Problem description
Identify the lines that contain the word "durch" and copy each one.

(Items listed in a dataset)
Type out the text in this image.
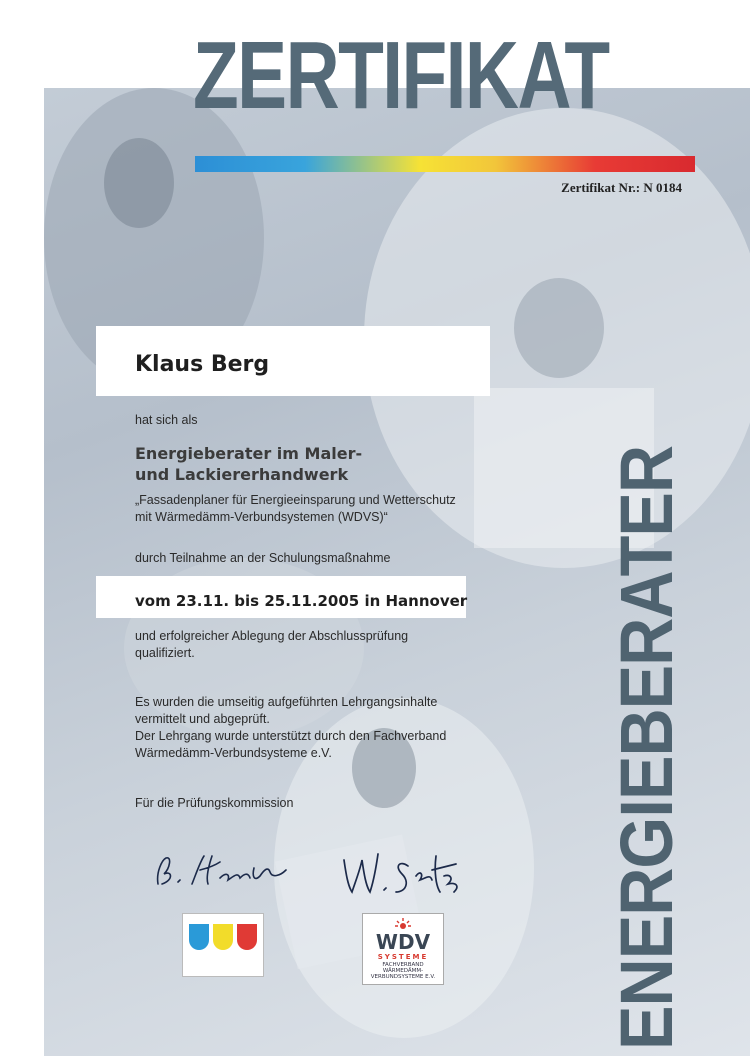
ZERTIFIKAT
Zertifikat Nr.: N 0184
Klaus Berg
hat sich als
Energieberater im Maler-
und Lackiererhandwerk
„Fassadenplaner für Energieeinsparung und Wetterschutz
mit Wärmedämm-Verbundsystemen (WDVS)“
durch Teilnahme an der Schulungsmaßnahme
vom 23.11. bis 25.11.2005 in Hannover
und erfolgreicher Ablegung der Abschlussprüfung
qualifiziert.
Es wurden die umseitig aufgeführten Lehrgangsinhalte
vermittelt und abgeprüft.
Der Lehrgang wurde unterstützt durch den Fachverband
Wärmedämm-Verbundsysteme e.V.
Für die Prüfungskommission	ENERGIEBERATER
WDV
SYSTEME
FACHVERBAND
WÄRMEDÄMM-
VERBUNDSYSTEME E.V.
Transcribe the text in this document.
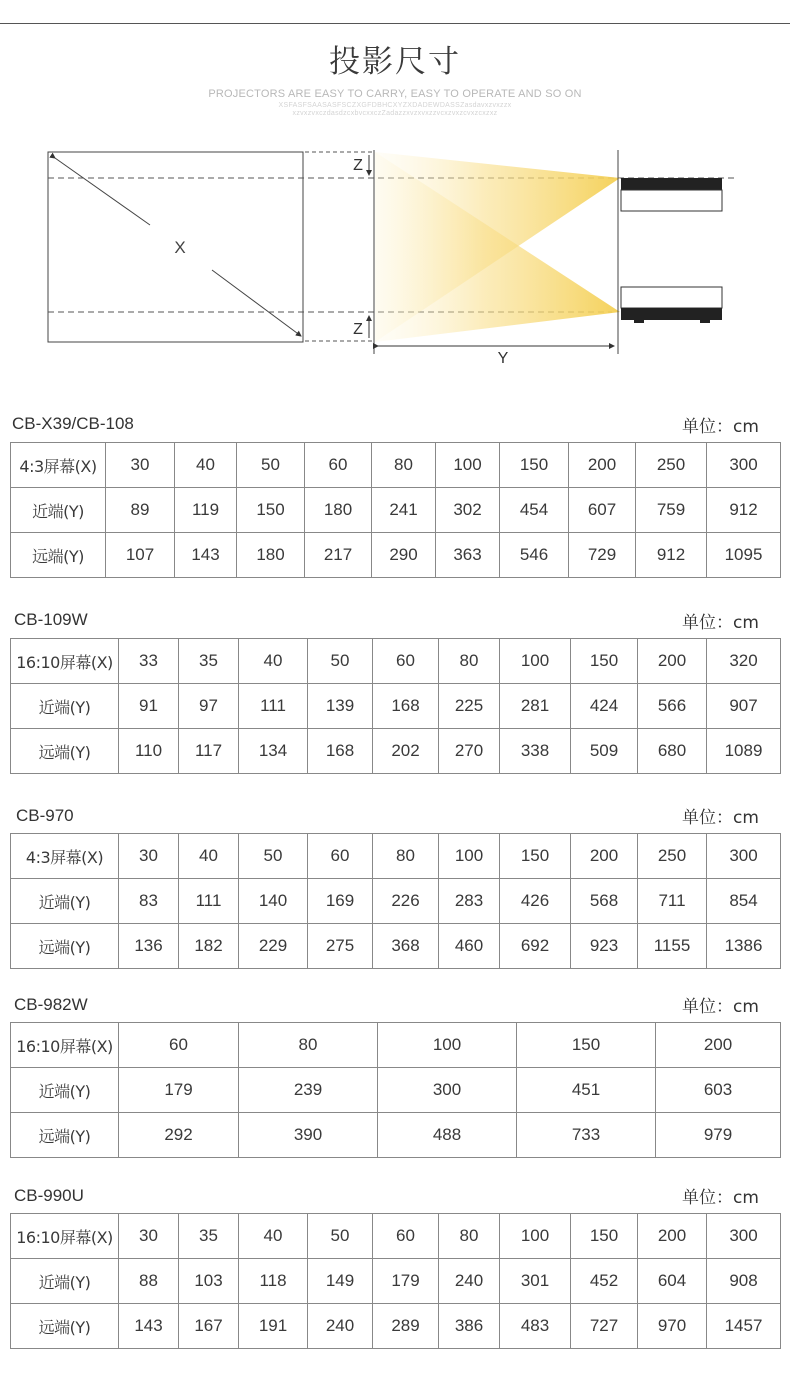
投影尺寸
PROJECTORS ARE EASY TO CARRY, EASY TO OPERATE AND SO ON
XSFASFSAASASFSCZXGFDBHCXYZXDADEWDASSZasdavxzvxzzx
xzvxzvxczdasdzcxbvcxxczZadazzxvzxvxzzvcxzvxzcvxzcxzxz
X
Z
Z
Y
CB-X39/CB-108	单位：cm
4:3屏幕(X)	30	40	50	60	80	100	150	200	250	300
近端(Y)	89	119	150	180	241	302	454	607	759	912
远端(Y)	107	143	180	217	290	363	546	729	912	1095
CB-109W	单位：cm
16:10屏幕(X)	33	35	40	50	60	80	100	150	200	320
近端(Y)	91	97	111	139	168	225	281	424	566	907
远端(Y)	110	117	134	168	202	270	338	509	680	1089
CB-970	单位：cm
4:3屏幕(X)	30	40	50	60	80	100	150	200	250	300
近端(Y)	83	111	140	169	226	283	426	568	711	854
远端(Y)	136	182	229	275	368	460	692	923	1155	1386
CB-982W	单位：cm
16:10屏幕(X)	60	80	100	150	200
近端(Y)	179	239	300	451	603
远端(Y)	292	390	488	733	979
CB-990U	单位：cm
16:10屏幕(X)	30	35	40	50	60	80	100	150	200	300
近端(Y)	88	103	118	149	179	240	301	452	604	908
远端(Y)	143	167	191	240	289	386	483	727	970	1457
* * *
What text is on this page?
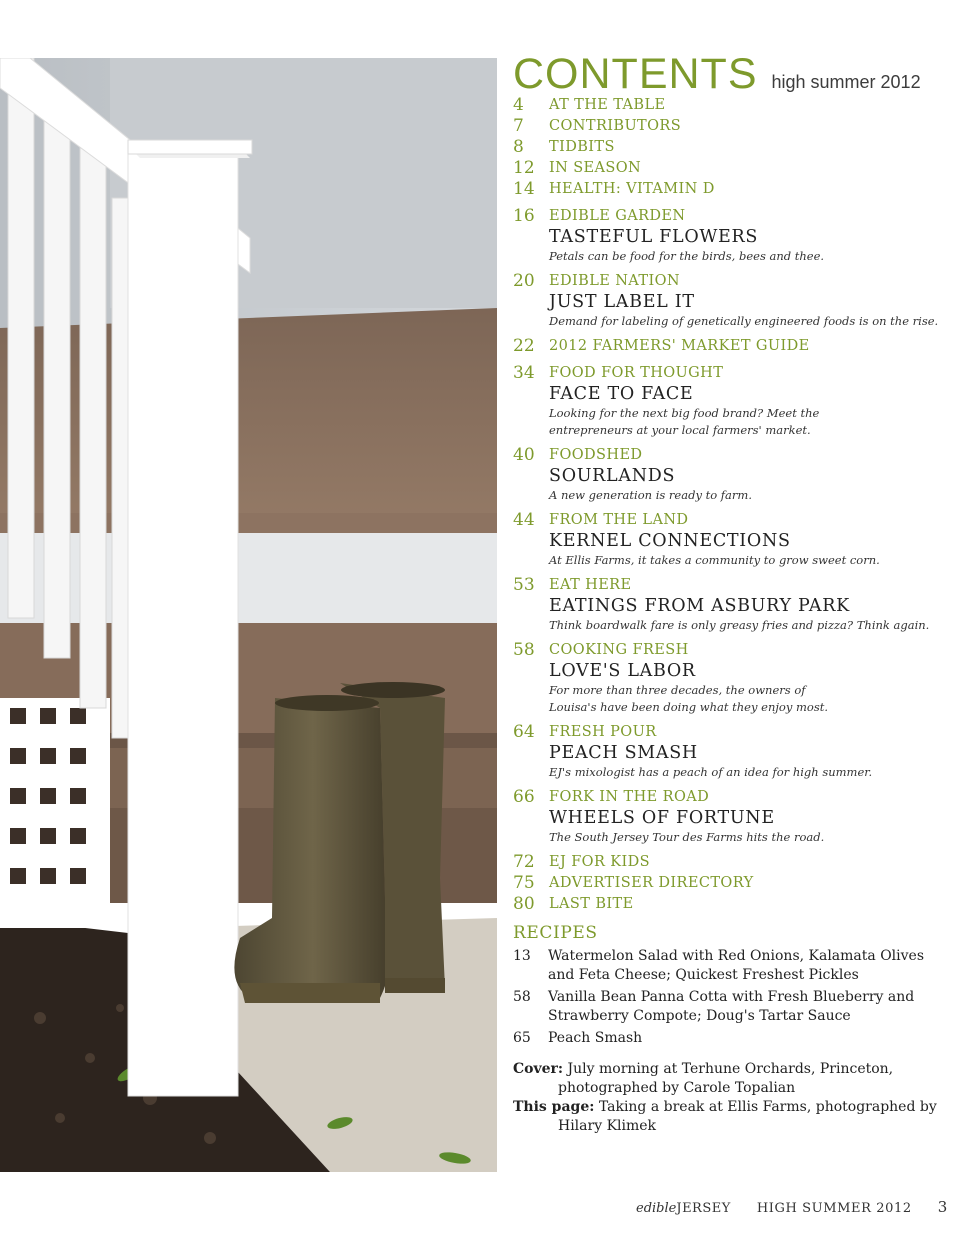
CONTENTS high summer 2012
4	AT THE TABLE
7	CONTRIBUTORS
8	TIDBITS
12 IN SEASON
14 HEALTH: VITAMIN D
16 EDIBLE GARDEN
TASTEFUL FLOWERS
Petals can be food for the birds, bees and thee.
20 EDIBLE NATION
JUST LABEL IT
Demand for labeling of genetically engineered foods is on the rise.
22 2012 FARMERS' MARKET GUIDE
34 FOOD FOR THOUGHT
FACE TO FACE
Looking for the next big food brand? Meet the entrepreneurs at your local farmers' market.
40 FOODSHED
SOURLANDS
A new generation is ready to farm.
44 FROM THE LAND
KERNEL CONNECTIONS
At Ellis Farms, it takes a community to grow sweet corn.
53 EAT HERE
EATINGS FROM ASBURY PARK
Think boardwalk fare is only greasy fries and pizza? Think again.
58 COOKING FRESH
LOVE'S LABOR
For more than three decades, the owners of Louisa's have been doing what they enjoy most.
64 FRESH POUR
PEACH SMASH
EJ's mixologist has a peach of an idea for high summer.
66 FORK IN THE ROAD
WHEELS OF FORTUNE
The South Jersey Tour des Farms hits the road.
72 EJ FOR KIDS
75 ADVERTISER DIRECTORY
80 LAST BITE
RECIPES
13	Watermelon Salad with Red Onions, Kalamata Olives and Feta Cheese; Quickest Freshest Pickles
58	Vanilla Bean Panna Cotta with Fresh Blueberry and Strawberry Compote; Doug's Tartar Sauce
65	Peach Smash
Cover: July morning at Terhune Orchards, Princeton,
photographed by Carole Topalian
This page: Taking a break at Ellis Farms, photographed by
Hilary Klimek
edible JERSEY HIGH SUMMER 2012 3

Exercise output
durch Teilnahme an der Schulungsmaßnahme
Der Lehrgang wurde unterstützt durch den Fachverband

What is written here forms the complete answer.